◆ THE TASK ◆
Exactly how many lines have the word "your"? Answer with the bare number.

◆ Stored data entries ◆
**********

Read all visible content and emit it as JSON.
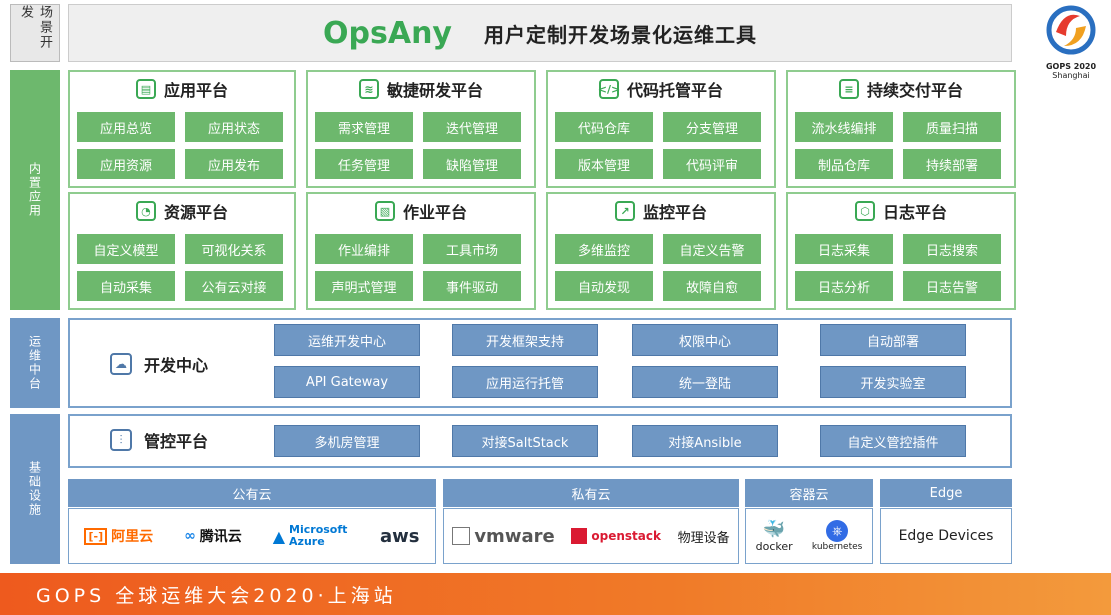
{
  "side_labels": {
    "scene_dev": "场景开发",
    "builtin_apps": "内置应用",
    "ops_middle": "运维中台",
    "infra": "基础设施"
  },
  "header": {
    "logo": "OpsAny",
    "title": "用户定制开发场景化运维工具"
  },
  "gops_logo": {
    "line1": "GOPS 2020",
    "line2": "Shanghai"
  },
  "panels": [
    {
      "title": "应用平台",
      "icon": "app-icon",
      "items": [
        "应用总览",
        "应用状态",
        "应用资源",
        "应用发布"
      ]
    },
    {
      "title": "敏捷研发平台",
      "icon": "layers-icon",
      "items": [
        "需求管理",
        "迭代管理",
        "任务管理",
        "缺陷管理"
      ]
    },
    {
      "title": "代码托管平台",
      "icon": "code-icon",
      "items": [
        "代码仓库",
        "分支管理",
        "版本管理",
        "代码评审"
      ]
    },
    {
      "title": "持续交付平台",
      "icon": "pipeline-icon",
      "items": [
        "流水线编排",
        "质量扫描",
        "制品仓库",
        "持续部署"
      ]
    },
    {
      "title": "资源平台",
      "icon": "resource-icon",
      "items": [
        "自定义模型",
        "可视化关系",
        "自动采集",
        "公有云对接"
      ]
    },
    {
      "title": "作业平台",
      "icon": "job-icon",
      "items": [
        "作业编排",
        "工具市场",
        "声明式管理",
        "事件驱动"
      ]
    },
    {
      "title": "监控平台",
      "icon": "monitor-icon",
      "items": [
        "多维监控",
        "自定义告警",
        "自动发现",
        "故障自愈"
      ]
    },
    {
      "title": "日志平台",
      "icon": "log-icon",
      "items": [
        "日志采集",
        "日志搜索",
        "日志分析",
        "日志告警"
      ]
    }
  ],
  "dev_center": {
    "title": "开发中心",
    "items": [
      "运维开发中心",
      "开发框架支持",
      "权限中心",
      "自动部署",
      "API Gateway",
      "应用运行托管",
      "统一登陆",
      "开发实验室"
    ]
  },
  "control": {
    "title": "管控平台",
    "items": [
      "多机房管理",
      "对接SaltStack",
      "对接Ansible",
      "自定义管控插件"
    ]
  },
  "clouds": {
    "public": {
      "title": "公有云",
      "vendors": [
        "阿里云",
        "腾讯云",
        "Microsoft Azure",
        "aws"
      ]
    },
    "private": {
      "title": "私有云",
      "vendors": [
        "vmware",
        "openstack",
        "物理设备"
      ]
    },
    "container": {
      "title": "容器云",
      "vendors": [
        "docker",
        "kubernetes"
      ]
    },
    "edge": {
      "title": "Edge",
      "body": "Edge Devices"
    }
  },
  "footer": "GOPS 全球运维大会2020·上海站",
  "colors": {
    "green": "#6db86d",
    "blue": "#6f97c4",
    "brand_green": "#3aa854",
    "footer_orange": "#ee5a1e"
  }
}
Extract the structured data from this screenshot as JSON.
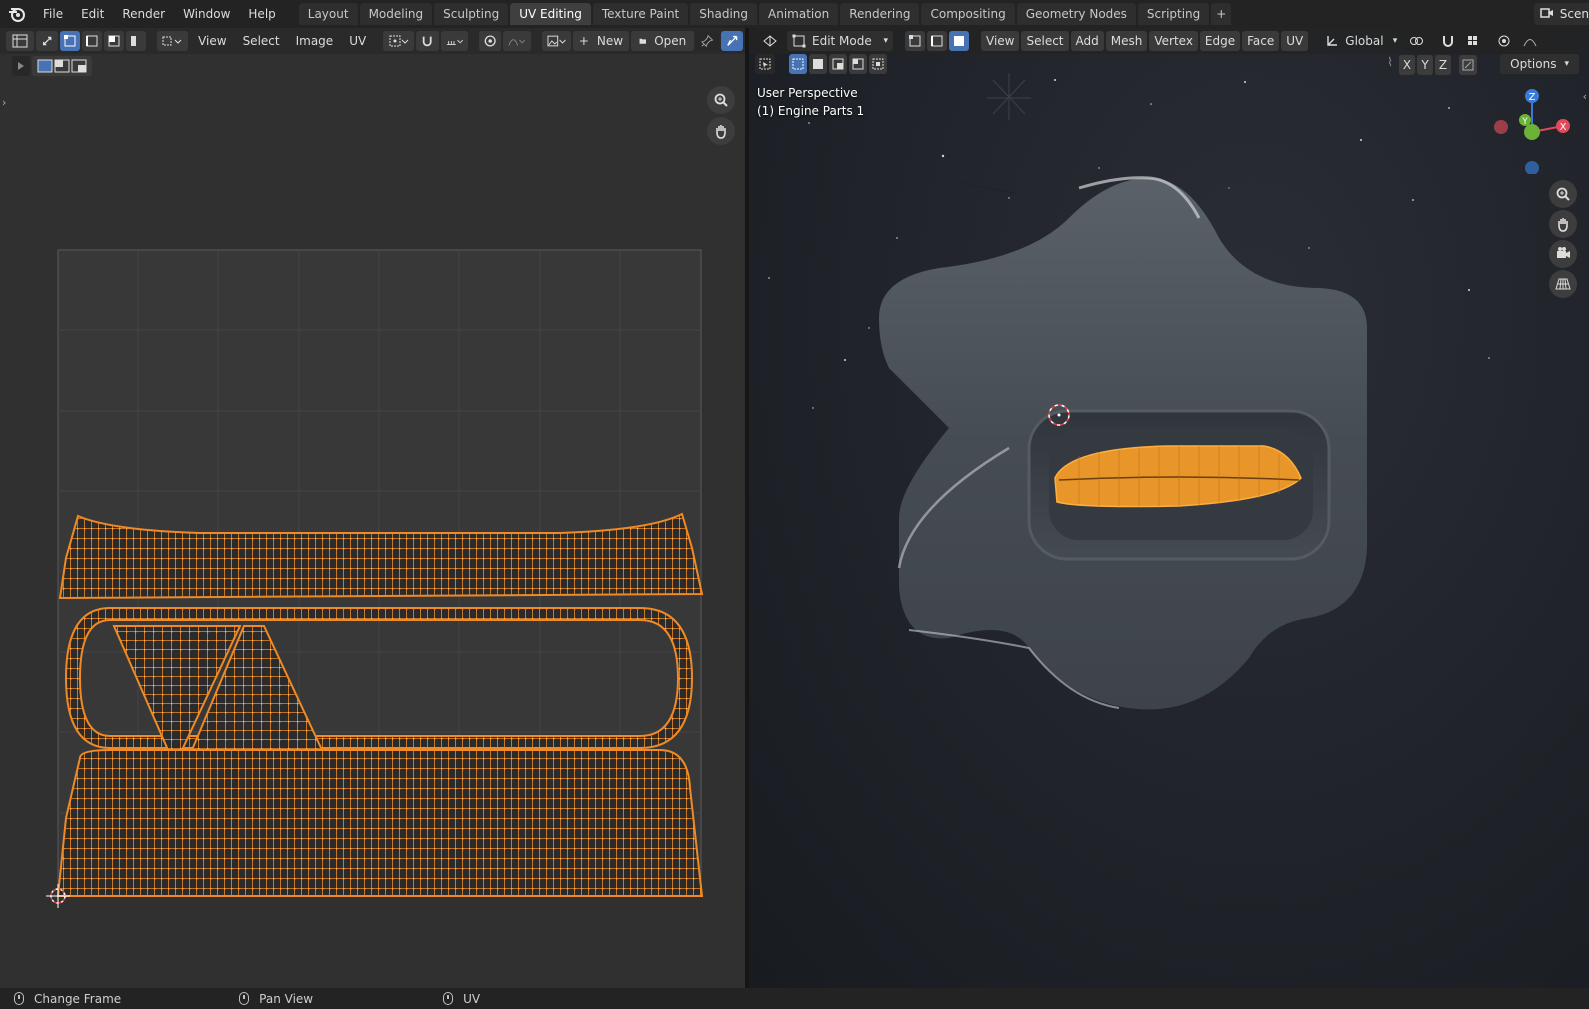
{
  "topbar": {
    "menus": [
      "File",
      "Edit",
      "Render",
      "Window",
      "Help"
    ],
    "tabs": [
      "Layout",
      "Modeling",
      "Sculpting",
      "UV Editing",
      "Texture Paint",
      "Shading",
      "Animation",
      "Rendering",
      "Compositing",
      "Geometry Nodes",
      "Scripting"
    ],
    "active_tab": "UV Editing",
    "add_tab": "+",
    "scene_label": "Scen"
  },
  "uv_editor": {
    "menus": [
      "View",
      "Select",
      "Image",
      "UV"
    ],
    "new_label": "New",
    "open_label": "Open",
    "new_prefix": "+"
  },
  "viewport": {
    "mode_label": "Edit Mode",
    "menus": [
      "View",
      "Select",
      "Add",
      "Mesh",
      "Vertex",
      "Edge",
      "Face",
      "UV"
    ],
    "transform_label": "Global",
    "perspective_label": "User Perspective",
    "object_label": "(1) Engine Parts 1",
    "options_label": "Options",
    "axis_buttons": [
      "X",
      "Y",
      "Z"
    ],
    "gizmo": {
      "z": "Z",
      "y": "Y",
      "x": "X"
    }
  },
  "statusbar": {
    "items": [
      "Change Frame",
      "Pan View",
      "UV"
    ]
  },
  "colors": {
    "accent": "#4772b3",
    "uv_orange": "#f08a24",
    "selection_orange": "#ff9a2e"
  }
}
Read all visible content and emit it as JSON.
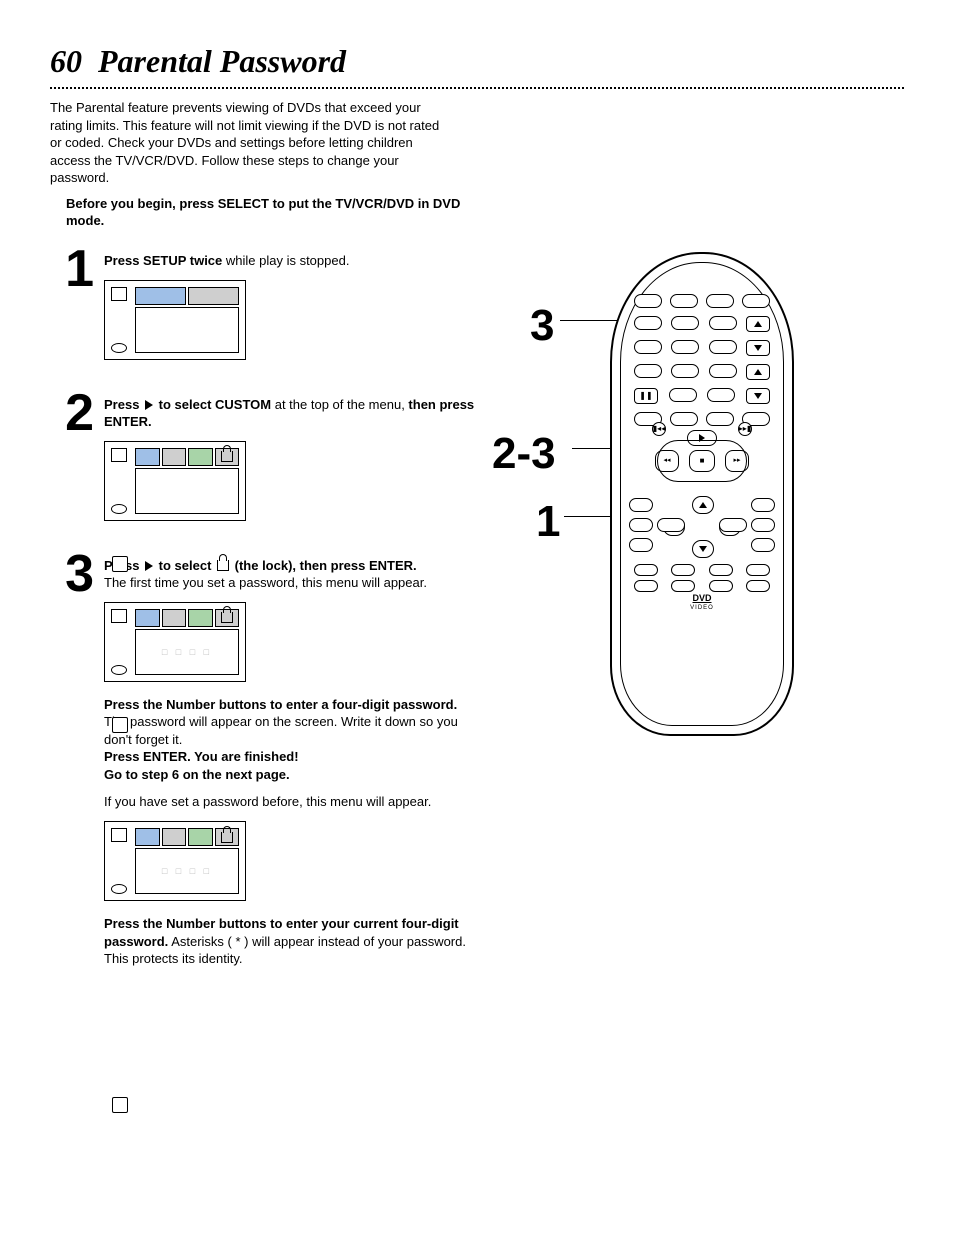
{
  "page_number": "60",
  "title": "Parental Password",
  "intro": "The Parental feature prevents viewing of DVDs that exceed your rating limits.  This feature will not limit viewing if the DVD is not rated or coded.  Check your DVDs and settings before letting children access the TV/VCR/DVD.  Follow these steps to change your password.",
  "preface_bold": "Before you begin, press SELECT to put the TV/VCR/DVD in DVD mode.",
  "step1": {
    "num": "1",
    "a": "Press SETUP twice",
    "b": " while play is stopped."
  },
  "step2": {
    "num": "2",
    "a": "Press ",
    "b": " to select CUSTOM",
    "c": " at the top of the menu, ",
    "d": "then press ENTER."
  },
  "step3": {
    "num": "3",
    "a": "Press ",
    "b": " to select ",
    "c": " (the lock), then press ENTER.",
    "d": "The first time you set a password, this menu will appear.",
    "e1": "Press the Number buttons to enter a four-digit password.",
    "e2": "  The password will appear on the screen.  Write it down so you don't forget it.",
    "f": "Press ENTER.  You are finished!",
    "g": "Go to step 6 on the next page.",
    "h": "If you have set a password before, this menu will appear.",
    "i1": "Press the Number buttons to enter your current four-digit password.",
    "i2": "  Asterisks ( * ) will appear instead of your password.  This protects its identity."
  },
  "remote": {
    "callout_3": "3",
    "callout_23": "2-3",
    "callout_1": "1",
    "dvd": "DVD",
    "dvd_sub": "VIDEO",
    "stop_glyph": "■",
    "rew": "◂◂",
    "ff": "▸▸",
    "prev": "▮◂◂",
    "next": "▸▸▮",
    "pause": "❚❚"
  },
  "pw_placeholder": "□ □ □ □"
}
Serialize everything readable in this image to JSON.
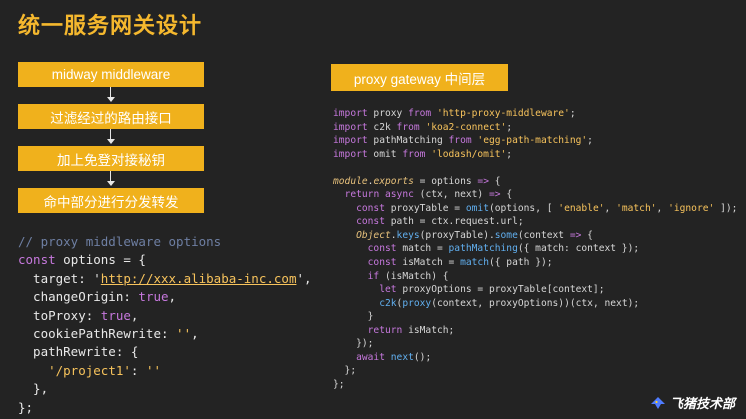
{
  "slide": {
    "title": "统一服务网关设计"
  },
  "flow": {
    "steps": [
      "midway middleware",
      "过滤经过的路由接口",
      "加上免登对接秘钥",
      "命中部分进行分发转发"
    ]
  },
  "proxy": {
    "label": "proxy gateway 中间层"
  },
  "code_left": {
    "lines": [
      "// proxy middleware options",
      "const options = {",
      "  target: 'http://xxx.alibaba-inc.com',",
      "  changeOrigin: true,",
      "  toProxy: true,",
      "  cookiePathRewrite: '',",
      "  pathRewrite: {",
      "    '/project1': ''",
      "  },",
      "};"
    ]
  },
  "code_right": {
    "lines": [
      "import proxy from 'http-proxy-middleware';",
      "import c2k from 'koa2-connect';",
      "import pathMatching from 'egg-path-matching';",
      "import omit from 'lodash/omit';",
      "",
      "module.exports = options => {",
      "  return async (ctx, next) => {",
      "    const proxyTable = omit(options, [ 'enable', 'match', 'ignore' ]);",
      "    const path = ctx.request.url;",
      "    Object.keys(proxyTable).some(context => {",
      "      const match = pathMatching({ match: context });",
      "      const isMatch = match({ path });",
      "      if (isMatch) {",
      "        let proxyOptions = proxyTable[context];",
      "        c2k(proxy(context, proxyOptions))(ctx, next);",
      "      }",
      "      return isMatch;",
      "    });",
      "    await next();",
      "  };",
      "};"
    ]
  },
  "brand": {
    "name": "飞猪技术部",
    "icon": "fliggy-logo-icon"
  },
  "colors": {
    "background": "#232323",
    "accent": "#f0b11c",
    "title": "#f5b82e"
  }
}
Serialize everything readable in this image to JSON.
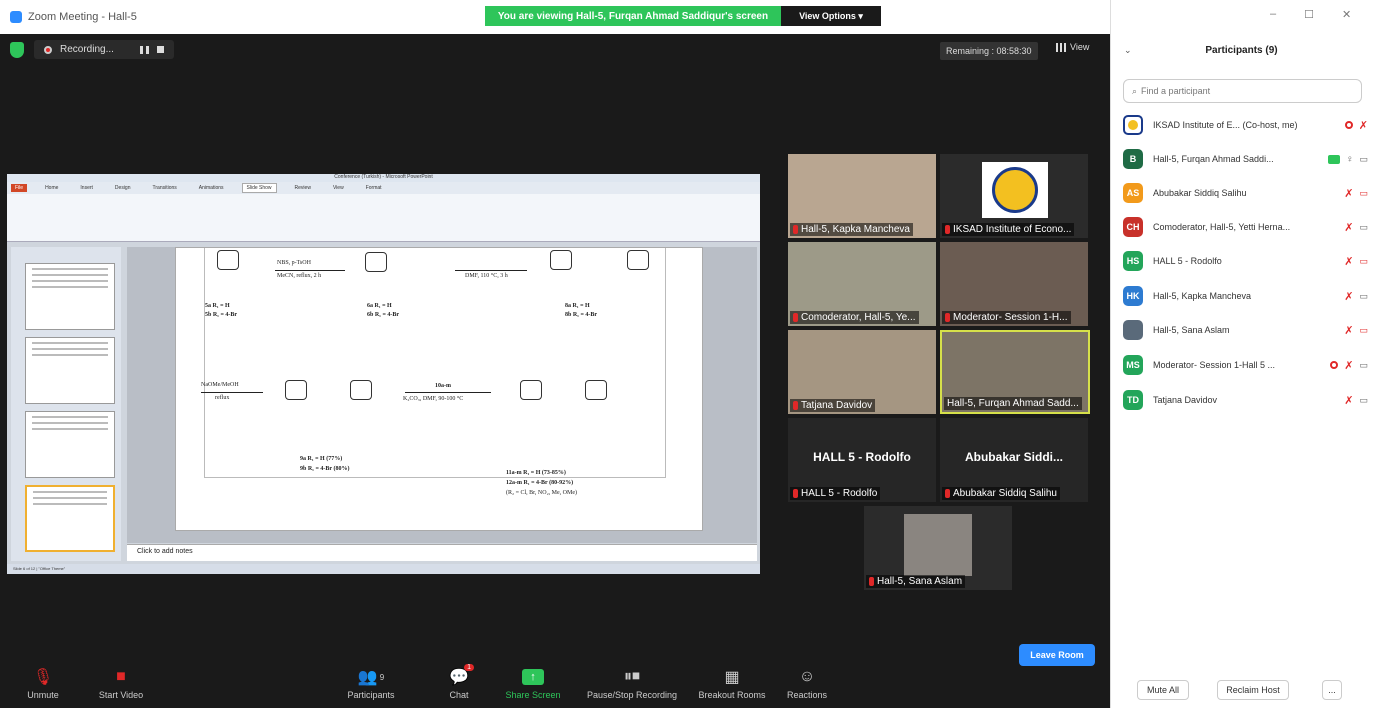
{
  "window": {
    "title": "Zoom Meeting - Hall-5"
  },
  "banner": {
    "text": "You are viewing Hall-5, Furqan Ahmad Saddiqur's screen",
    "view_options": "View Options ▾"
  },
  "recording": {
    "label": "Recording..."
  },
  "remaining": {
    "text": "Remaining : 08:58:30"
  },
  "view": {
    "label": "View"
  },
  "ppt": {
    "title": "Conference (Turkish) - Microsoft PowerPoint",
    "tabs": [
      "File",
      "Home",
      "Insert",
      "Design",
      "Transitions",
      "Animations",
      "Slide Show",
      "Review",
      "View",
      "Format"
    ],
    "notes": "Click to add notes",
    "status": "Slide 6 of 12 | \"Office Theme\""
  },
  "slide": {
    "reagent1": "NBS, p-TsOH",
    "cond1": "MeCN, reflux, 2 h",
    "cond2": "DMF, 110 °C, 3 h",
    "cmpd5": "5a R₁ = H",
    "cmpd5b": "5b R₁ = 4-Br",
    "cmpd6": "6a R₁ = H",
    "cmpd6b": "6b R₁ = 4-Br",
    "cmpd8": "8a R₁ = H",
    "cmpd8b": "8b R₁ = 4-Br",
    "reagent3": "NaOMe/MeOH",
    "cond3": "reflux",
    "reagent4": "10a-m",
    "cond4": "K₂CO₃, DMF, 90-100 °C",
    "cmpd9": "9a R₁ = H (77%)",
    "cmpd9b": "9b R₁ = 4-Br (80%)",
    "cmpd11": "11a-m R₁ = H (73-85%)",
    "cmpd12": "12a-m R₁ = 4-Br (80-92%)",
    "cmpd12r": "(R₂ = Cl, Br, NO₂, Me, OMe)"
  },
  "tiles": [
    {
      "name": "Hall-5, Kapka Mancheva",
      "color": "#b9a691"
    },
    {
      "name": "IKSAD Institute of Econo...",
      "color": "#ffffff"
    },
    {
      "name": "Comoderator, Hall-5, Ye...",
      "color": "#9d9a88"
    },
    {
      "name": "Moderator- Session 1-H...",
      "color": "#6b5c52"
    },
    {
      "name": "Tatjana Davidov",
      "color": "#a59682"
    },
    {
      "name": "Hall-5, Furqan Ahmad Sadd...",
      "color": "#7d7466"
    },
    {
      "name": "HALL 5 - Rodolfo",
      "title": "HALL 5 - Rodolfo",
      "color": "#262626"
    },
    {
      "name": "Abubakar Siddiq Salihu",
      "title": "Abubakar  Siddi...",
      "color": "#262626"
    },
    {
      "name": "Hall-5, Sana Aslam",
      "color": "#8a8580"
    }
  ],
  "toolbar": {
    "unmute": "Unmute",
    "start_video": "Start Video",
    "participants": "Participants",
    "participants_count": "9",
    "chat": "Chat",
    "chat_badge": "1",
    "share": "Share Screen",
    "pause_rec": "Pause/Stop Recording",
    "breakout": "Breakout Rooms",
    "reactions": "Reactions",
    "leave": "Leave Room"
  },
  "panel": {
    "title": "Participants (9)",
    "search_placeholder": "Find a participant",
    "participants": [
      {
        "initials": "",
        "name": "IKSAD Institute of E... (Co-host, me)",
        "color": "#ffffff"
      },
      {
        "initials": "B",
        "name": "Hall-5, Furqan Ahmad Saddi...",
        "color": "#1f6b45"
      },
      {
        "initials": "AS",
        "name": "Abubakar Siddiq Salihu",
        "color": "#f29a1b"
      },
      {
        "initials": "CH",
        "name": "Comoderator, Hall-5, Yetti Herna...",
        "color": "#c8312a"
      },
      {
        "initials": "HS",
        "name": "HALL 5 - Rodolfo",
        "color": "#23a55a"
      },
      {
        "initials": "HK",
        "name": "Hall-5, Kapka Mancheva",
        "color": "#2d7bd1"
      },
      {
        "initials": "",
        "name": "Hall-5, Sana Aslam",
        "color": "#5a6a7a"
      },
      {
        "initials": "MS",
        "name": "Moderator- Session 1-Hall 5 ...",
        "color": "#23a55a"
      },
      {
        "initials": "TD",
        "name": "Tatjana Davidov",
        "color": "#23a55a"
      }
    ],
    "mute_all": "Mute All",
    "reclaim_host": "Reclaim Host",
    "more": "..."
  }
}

**********

◆ SOLUTION TO THE EXERCISE ◆
3